= SUPPLIED PASSAGE =
We are not provided with wisdom, we must discover it for ourselves, after a journey through the wilderness which no one else can take for us, an effort which no one can spare us, for our wisdom is the point of view from which we come at last to regard the world. The lives that you admire, the attitudes that seem noble to you are not the result of training at home, by a father, or by masters at school, they have sprung from beginnings of a very different order, by reaction from the influence of everything evil or commonplace that prevailed round about them. They represent a struggle and a victory.
So much is contained here. The word wilderness stands out to me, reminiscent of the opening of Bunyan—As I walked through the wilderness of this world—whose prose rhythms surely, consciously or unconsciously, informed Moncrieff’s translation, just as they influenced Ruskin, who Proust translated into French. Alack for my own paltry efforts: why write criticism about an idea that has not only been implicit and explicit in thousands of years of literature, but which received perfect concise expression in a masterwork? But the ambition to write a book dies easily in the face of the small creeping feeling that one is starting to get a sense of the whole, a view, however incomplete, of some essential part of literature.
George Eliot had said something similar to this in Middlemarch: “We are all of us born in moral stupidity.” Dorothea has to learn her way into wisdom. Even though she has begun to emerge from her stupidity early, when she married Casaubon she thought only of herself: “it had been easier to her to imagine how she would devote herself to Mr. Casaubon, and become wise and strong in his strength and wisdom, than to conceive … that he had an equivalent centre of self, whence the lights and shadows must always fall with a certain difference.” We are not provided with wisdom, we must discover it for ourselves.
Reading is part of that discovery, or it can be; certainly, that is part of what authors intend their books to do for us, if we will let them. The easy strictures that we see offered every day—that reading is improving, develops empathy, makes us into better people—all lack the simple idea required to bring out the real truth of the matter: reading is part of moral formation: it is not easy to be good, to develop the virtues, to become a wise person. Turning pages is insufficient. Discovering wisdom is not a question of reading novels. A letter that Samuel Johnson wrote to his servant Frank Barber comes to mind, written when Frank was sent away to boarding school as a child.
DEAR FRANCIS,
I am at last sat down to write to you, and should very much blame myself for having neglected you so long, if I did not impute that and many other failings to want of health. I hope not to be so long silent again. I am very well satisfied with your progress, if you can really perform the exercises which you are set; and I hope Mr. Ellis does not suffer you to impose on him, or on yourself.
Make my compliments to Mr. Ellis, and to Mrs. Clapp, and Mr. Smith.
Let me know what English books you read for your entertainment. You can never be wise unless you love reading.
Do not imagine that I shall forget or forsake you; for if, when I examine you, I find that you have not lost your time, you shall want no encouragement from
Yours affectionately,
SAM. JOHNSON.
Ah that wonderful line: You can never be wise unless you love reading. Taken alone, it is encouraging, the sort of thing we put on a card, or share online, and that we casually misread as meaning that if we love reading then we shall become wise, whereas all it really says is that in order to be wise we must learn to love reading: these are the conditions for wisdom to become possible, not the tricks to become a wise person. Look at all the things Johnson says around that little phrase: perform the exercises you are set, Frank is told, Johnson will be encouraging if he has not lost his time. But isn’t Proust all about lost time—not merely lost in the sense that it has gone, but in the sense that it was lost to inner speculation—how would Johnson, the great moralist of reading, feel about such a book: does Proust encourage us to undertake a quest for wisdom, or is his book an indulgence? After all, reading a novel, even Proust, is hardly a journey through the wilderness which no one else can take for us… Still, Johnson asks Frank, Let me know what English books you read for your entertainment. Reading can be part of moral formation, if that is the goal we have in mind. But also, Johnson says, if we learn to love reading.

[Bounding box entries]
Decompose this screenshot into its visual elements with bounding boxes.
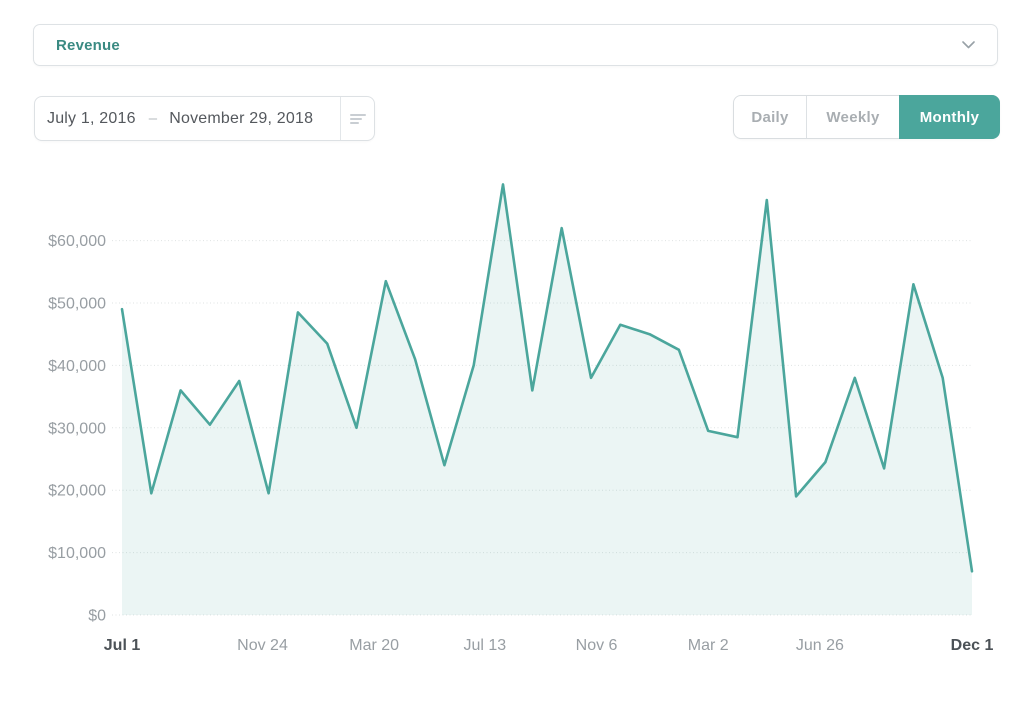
y-axis-tick-label: $20,000 — [48, 483, 106, 500]
x-axis-tick-label: Nov 24 — [237, 637, 288, 654]
metric-select[interactable]: Revenue — [33, 24, 998, 66]
toggle-monthly[interactable]: Monthly — [899, 95, 1000, 139]
y-axis-tick-label: $40,000 — [48, 358, 106, 375]
x-axis-tick-label: Jul 13 — [464, 637, 507, 654]
x-axis-tick-label: Mar 20 — [349, 637, 399, 654]
date-range-end: November 29, 2018 — [169, 110, 313, 128]
x-axis-tick-label: Nov 6 — [576, 637, 618, 654]
y-axis-tick-label: $30,000 — [48, 420, 106, 437]
y-axis-tick-label: $50,000 — [48, 296, 106, 313]
revenue-area — [122, 184, 972, 615]
date-range-text[interactable]: July 1, 2016 – November 29, 2018 — [35, 97, 340, 140]
x-axis-tick-label: Mar 2 — [688, 637, 729, 654]
chevron-down-icon — [962, 41, 975, 49]
x-axis-tick-label: Jul 1 — [104, 637, 141, 654]
metric-select-value: Revenue — [56, 37, 120, 54]
x-axis-tick-label: Jun 26 — [796, 637, 844, 654]
y-axis-tick-label: $0 — [88, 608, 106, 625]
toggle-daily[interactable]: Daily — [734, 96, 806, 138]
date-range-start: July 1, 2016 — [47, 110, 136, 128]
y-axis-tick-label: $10,000 — [48, 545, 106, 562]
date-range-presets-button[interactable] — [340, 97, 374, 140]
date-range-picker[interactable]: July 1, 2016 – November 29, 2018 — [34, 96, 375, 141]
filter-lines-icon — [350, 113, 366, 125]
y-axis-tick-label: $60,000 — [48, 233, 106, 250]
toggle-weekly[interactable]: Weekly — [806, 96, 899, 138]
interval-toggle: Daily Weekly Monthly — [733, 95, 1000, 139]
date-range-separator: – — [149, 110, 158, 127]
x-axis-tick-label: Dec 1 — [951, 637, 994, 654]
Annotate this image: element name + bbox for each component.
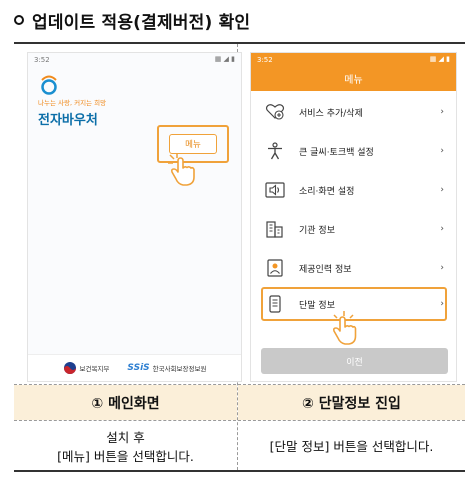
- caption-main-screen: ① 메인화면: [14, 385, 237, 420]
- app-title: 전자바우처: [38, 113, 98, 128]
- tagline: 나누는 사랑, 커지는 희망: [38, 99, 107, 107]
- ssis-logo: SSiS 한국사회보장정보원: [127, 363, 206, 373]
- person-card-icon: [265, 259, 285, 277]
- ssis-logo-text: SSiS: [127, 363, 150, 373]
- building-icon: [265, 220, 285, 238]
- status-time: 3:52: [34, 56, 50, 64]
- tap-hand-icon: [331, 311, 357, 349]
- chevron-right-icon: ›: [440, 185, 444, 195]
- menu-title: 메뉴: [344, 75, 363, 86]
- circle-bullet-icon: [14, 15, 24, 25]
- speaker-icon: [265, 181, 285, 199]
- status-icons: ▦ ◢ ▮: [429, 55, 450, 63]
- menu-item-label: 소리·화면 설정: [299, 186, 355, 197]
- section-heading: 업데이트 적용(결제버전) 확인: [14, 6, 250, 34]
- description-main-screen: 설치 후 [메뉴] 버튼을 선택합니다.: [14, 421, 237, 472]
- menu-item-label: 큰 글씨·토크백 설정: [299, 147, 374, 158]
- ssis-name: 한국사회보장정보원: [152, 365, 207, 373]
- menu-item-provider[interactable]: 제공인력 정보 ›: [251, 253, 456, 283]
- main-screen-screenshot: 3:52 ▦ ◢ ▮ 나누는 사랑, 커지는 희망 전자바우처 메뉴 보건복지부…: [27, 52, 242, 382]
- tap-hand-icon: [168, 153, 198, 191]
- status-time: 3:52: [257, 56, 273, 64]
- menu-item-sound-screen[interactable]: 소리·화면 설정 ›: [251, 175, 456, 205]
- ministry-emblem-icon: [63, 362, 76, 374]
- chevron-right-icon: ›: [440, 299, 444, 309]
- menu-button[interactable]: 메뉴: [169, 134, 217, 154]
- menu-item-label: 제공인력 정보: [299, 264, 352, 275]
- heading-text: 업데이트 적용(결제버전) 확인: [32, 12, 251, 33]
- chevron-right-icon: ›: [440, 224, 444, 234]
- menu-item-agency[interactable]: 기관 정보 ›: [251, 214, 456, 244]
- status-bar: 3:52 ▦ ◢ ▮: [28, 53, 241, 69]
- chevron-right-icon: ›: [440, 107, 444, 117]
- service-add-icon: [265, 103, 285, 121]
- menu-item-service[interactable]: 서비스 추가/삭제 ›: [251, 97, 456, 127]
- chevron-right-icon: ›: [440, 146, 444, 156]
- menu-item-label: 단말 정보: [299, 300, 335, 311]
- caption-device-info: ② 단말정보 진입: [238, 385, 465, 420]
- phone-device-icon: [265, 295, 285, 313]
- chevron-right-icon: ›: [440, 263, 444, 273]
- description-line: [단말 정보] 버튼을 선택합니다.: [269, 439, 434, 454]
- description-line: 설치 후: [106, 429, 145, 445]
- menu-item-accessibility[interactable]: 큰 글씨·토크백 설정 ›: [251, 136, 456, 166]
- menu-item-label: 서비스 추가/삭제: [299, 108, 363, 119]
- menu-header: 3:52 ▦ ◢ ▮ 메뉴: [251, 53, 456, 91]
- menu-item-label: 기관 정보: [299, 225, 335, 236]
- status-icons: ▦ ◢ ▮: [214, 55, 235, 63]
- description-device-info: [단말 정보] 버튼을 선택합니다.: [238, 421, 465, 472]
- description-line: [메뉴] 버튼을 선택합니다.: [57, 448, 194, 464]
- footer-logos: 보건복지부 SSiS 한국사회보장정보원: [28, 354, 241, 381]
- menu-screen-screenshot: 3:52 ▦ ◢ ▮ 메뉴 서비스 추가/삭제 › 큰 글씨·토크백 설정 ›: [250, 52, 457, 382]
- ministry-logo: 보건복지부: [63, 361, 110, 375]
- voucher-logo-icon: [38, 75, 60, 99]
- back-button[interactable]: 이전: [261, 348, 448, 374]
- ministry-name: 보건복지부: [79, 365, 110, 373]
- accessibility-icon: [265, 142, 285, 160]
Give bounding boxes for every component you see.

= TASK STATEMENT =
Write the next part of the essay on reading and wisdom above, picking up right after its final sentence.

= REPLY TO THE EXERCISE =
When we moved to America, we had only eight suitcases, plus carry-on cases; half of my carry-on was filled with hundreds of sheets of yellow paper. These were the notes I had spent over a year making in the London Library. In my hurry to try and write a book about quests in literature, I had made hundreds of pages of notes: some of them were nothing more than copied out quotations and references, some were my own thoughts. These notes became a point of anxiety, for without them, not only would I not be able to write my book, but I would have lost all of that time, having to rely only upon what I could remember.
The notes were only half arranged, and when I got to my new office, one of the things I had to do was sort them into somewhat thematic piles, although that was only possible for some of the notes, because I had followed many references (and my own inclinations) to try and cover as broad an amount of material as possible, which inevitably only made the project longer and more ambitious, leaving me with a greater and greater sense that I was not trying to write a particular book, but was trying to learn as much of the history of literature as I could, a doomed and egotistical task.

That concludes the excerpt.